Stated task -> Are you able to quote each entry exactly as written?

Given entries ->
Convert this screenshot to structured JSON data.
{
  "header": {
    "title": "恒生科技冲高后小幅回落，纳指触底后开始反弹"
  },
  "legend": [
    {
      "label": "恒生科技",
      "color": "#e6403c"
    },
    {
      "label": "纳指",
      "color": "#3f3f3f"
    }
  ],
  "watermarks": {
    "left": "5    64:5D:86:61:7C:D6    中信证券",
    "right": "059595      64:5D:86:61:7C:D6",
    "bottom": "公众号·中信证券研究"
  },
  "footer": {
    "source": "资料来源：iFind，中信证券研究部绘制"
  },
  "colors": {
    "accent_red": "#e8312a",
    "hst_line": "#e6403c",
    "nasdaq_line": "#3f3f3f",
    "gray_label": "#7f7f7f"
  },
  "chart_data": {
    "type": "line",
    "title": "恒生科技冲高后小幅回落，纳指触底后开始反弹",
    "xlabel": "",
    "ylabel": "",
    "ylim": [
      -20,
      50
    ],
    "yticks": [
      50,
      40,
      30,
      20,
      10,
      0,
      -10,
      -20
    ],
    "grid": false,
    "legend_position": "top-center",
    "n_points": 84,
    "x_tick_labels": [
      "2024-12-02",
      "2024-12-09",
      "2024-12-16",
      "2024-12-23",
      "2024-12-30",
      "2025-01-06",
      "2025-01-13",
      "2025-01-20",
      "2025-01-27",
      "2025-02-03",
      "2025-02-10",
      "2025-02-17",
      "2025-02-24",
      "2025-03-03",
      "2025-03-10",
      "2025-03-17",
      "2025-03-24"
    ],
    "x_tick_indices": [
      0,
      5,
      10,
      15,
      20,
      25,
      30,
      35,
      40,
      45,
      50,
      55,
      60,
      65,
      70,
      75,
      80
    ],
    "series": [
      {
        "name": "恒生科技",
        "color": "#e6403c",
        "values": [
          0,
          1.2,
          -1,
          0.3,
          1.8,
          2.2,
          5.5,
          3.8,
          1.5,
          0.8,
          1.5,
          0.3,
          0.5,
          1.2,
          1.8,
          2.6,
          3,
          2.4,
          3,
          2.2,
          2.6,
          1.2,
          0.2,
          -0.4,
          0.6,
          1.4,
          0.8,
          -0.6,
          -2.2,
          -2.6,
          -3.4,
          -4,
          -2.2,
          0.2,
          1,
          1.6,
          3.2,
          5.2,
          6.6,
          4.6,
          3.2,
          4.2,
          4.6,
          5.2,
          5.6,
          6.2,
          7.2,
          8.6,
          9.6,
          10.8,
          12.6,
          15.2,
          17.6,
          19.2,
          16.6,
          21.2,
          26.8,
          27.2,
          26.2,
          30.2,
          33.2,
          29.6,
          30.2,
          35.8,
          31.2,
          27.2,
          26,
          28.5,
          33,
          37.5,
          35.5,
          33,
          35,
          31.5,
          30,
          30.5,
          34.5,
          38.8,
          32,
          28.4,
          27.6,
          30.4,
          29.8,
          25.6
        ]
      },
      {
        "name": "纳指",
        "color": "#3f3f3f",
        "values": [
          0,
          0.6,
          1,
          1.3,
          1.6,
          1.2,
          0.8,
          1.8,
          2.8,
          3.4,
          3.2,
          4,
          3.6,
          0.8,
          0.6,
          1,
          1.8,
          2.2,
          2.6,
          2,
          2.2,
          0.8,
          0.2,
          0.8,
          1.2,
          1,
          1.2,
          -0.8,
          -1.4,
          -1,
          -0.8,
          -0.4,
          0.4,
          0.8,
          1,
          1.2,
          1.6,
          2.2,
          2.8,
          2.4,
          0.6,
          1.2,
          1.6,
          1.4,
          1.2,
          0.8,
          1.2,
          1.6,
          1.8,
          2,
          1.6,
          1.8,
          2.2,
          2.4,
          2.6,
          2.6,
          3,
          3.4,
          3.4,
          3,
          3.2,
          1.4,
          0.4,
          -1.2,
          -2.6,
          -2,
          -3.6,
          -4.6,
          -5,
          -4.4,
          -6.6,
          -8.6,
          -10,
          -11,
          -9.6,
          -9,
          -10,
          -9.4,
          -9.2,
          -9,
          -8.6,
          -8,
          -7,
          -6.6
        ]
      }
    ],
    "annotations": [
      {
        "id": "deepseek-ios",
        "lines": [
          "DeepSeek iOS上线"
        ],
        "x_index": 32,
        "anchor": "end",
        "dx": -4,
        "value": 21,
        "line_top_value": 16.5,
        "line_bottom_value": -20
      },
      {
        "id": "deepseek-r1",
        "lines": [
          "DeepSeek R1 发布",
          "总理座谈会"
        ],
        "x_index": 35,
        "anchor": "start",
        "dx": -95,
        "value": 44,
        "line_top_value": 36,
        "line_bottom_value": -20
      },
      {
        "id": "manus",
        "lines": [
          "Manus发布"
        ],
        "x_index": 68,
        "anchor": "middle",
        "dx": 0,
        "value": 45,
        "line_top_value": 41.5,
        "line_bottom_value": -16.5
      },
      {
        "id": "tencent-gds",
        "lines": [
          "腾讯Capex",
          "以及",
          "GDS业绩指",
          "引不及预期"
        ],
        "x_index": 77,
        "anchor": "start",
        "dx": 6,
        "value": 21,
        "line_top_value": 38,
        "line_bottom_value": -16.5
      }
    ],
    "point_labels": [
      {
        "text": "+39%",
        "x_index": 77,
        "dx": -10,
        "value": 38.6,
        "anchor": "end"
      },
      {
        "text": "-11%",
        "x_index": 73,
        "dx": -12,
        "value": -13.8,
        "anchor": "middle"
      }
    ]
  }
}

Exercise solution ->
Convert this screenshot to structured JSON data.
{
  "header": {
    "title": "恒生科技冲高后小幅回落，纳指触底后开始反弹"
  },
  "legend": [
    {
      "label": "恒生科技",
      "color": "#e6403c"
    },
    {
      "label": "纳指",
      "color": "#3f3f3f"
    }
  ],
  "watermarks": {
    "left": "5    64:5D:86:61:7C:D6    中信证券",
    "right": "059595      64:5D:86:61:7C:D6",
    "bottom": "公众号·中信证券研究"
  },
  "footer": {
    "source": "资料来源：iFind，中信证券研究部绘制"
  },
  "colors": {
    "accent_red": "#e8312a",
    "hst_line": "#e6403c",
    "nasdaq_line": "#3f3f3f",
    "gray_label": "#7f7f7f"
  },
  "chart_data": {
    "type": "line",
    "title": "恒生科技冲高后小幅回落，纳指触底后开始反弹",
    "xlabel": "",
    "ylabel": "",
    "ylim": [
      -20,
      50
    ],
    "yticks": [
      50,
      40,
      30,
      20,
      10,
      0,
      -10,
      -20
    ],
    "grid": false,
    "legend_position": "top-center",
    "n_points": 84,
    "x_tick_labels": [
      "2024-12-02",
      "2024-12-09",
      "2024-12-16",
      "2024-12-23",
      "2024-12-30",
      "2025-01-06",
      "2025-01-13",
      "2025-01-20",
      "2025-01-27",
      "2025-02-03",
      "2025-02-10",
      "2025-02-17",
      "2025-02-24",
      "2025-03-03",
      "2025-03-10",
      "2025-03-17",
      "2025-03-24"
    ],
    "x_tick_indices": [
      0,
      5,
      10,
      15,
      20,
      25,
      30,
      35,
      40,
      45,
      50,
      55,
      60,
      65,
      70,
      75,
      80
    ],
    "series": [
      {
        "name": "恒生科技",
        "color": "#e6403c",
        "values": [
          0,
          1.2,
          -1,
          0.3,
          1.8,
          2.2,
          5.5,
          3.8,
          1.5,
          0.8,
          1.5,
          0.3,
          0.5,
          1.2,
          1.8,
          2.6,
          3,
          2.4,
          3,
          2.2,
          2.6,
          1.2,
          0.2,
          -0.4,
          0.6,
          1.4,
          0.8,
          -0.6,
          -2.2,
          -2.6,
          -3.4,
          -4,
          -2.2,
          0.2,
          1,
          1.6,
          3.2,
          5.2,
          6.6,
          4.6,
          3.2,
          4.2,
          4.6,
          5.2,
          5.6,
          6.2,
          7.2,
          8.6,
          9.6,
          10.8,
          12.6,
          15.2,
          17.6,
          19.2,
          16.6,
          21.2,
          26.8,
          27.2,
          26.2,
          30.2,
          33.2,
          29.6,
          30.2,
          35.8,
          31.2,
          27.2,
          26,
          28.5,
          33,
          37.5,
          35.5,
          33,
          35,
          31.5,
          30,
          30.5,
          34.5,
          38.8,
          32,
          28.4,
          27.6,
          30.4,
          29.8,
          25.6
        ]
      },
      {
        "name": "纳指",
        "color": "#3f3f3f",
        "values": [
          0,
          0.6,
          1,
          1.3,
          1.6,
          1.2,
          0.8,
          1.8,
          2.8,
          3.4,
          3.2,
          4,
          3.6,
          0.8,
          0.6,
          1,
          1.8,
          2.2,
          2.6,
          2,
          2.2,
          0.8,
          0.2,
          0.8,
          1.2,
          1,
          1.2,
          -0.8,
          -1.4,
          -1,
          -0.8,
          -0.4,
          0.4,
          0.8,
          1,
          1.2,
          1.6,
          2.2,
          2.8,
          2.4,
          0.6,
          1.2,
          1.6,
          1.4,
          1.2,
          0.8,
          1.2,
          1.6,
          1.8,
          2,
          1.6,
          1.8,
          2.2,
          2.4,
          2.6,
          2.6,
          3,
          3.4,
          3.4,
          3,
          3.2,
          1.4,
          0.4,
          -1.2,
          -2.6,
          -2,
          -3.6,
          -4.6,
          -5,
          -4.4,
          -6.6,
          -8.6,
          -10,
          -11,
          -9.6,
          -9,
          -10,
          -9.4,
          -9.2,
          -9,
          -8.6,
          -8,
          -7,
          -6.6
        ]
      }
    ],
    "annotations": [
      {
        "id": "deepseek-ios",
        "lines": [
          "DeepSeek iOS上线"
        ],
        "x_index": 32,
        "anchor": "end",
        "dx": -4,
        "value": 21,
        "line_top_value": 16.5,
        "line_bottom_value": -20
      },
      {
        "id": "deepseek-r1",
        "lines": [
          "DeepSeek R1 发布",
          "总理座谈会"
        ],
        "x_index": 35,
        "anchor": "start",
        "dx": -95,
        "value": 44,
        "line_top_value": 36,
        "line_bottom_value": -20
      },
      {
        "id": "manus",
        "lines": [
          "Manus发布"
        ],
        "x_index": 68,
        "anchor": "middle",
        "dx": 0,
        "value": 45,
        "line_top_value": 41.5,
        "line_bottom_value": -16.5
      },
      {
        "id": "tencent-gds",
        "lines": [
          "腾讯Capex",
          "以及",
          "GDS业绩指",
          "引不及预期"
        ],
        "x_index": 77,
        "anchor": "start",
        "dx": 6,
        "value": 21,
        "line_top_value": 38,
        "line_bottom_value": -16.5
      }
    ],
    "point_labels": [
      {
        "text": "+39%",
        "x_index": 77,
        "dx": -10,
        "value": 38.6,
        "anchor": "end"
      },
      {
        "text": "-11%",
        "x_index": 73,
        "dx": -12,
        "value": -13.8,
        "anchor": "middle"
      }
    ]
  }
}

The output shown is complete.